Given instruction: What follows is a listing; give it again exactly, in its entirety.

Raw records:
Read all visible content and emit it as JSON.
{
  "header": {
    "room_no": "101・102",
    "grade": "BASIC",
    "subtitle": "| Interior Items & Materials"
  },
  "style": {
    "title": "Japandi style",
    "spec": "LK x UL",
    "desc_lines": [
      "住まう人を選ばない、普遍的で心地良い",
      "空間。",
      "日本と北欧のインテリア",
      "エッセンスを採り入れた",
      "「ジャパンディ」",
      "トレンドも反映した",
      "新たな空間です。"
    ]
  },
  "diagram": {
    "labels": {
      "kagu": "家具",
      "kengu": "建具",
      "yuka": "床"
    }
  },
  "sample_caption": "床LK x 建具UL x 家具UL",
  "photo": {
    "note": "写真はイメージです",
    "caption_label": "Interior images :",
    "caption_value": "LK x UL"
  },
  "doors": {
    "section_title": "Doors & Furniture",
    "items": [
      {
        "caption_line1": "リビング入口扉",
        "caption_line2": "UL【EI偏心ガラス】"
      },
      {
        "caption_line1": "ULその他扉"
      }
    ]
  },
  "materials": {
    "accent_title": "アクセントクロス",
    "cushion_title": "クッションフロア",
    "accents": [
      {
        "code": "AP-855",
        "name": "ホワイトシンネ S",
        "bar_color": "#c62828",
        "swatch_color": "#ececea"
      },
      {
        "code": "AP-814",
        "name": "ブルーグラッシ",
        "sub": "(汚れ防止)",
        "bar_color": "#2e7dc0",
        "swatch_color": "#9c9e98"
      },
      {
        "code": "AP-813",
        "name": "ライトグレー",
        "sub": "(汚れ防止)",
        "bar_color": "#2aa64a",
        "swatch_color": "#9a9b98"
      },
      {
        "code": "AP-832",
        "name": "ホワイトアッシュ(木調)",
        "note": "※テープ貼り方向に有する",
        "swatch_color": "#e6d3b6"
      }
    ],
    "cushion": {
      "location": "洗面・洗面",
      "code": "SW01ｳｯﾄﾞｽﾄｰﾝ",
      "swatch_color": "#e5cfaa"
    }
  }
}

Problem solution:
Read all visible content and emit it as JSON.
{
  "header": {
    "room_no": "101・102",
    "grade": "BASIC",
    "subtitle": "| Interior Items & Materials"
  },
  "style": {
    "title": "Japandi style",
    "spec": "LK x UL",
    "desc_lines": [
      "住まう人を選ばない、普遍的で心地良い",
      "空間。",
      "日本と北欧のインテリア",
      "エッセンスを採り入れた",
      "「ジャパンディ」",
      "トレンドも反映した",
      "新たな空間です。"
    ]
  },
  "diagram": {
    "labels": {
      "kagu": "家具",
      "kengu": "建具",
      "yuka": "床"
    }
  },
  "sample_caption": "床LK x 建具UL x 家具UL",
  "photo": {
    "note": "写真はイメージです",
    "caption_label": "Interior images :",
    "caption_value": "LK x UL"
  },
  "doors": {
    "section_title": "Doors & Furniture",
    "items": [
      {
        "caption_line1": "リビング入口扉",
        "caption_line2": "UL【EI偏心ガラス】"
      },
      {
        "caption_line1": "ULその他扉"
      }
    ]
  },
  "materials": {
    "accent_title": "アクセントクロス",
    "cushion_title": "クッションフロア",
    "accents": [
      {
        "code": "AP-855",
        "name": "ホワイトシンネ S",
        "bar_color": "#c62828",
        "swatch_color": "#ececea"
      },
      {
        "code": "AP-814",
        "name": "ブルーグラッシ",
        "sub": "(汚れ防止)",
        "bar_color": "#2e7dc0",
        "swatch_color": "#9c9e98"
      },
      {
        "code": "AP-813",
        "name": "ライトグレー",
        "sub": "(汚れ防止)",
        "bar_color": "#2aa64a",
        "swatch_color": "#9a9b98"
      },
      {
        "code": "AP-832",
        "name": "ホワイトアッシュ(木調)",
        "note": "※テープ貼り方向に有する",
        "swatch_color": "#e6d3b6"
      }
    ],
    "cushion": {
      "location": "洗面・洗面",
      "code": "SW01ｳｯﾄﾞｽﾄｰﾝ",
      "swatch_color": "#e5cfaa"
    }
  }
}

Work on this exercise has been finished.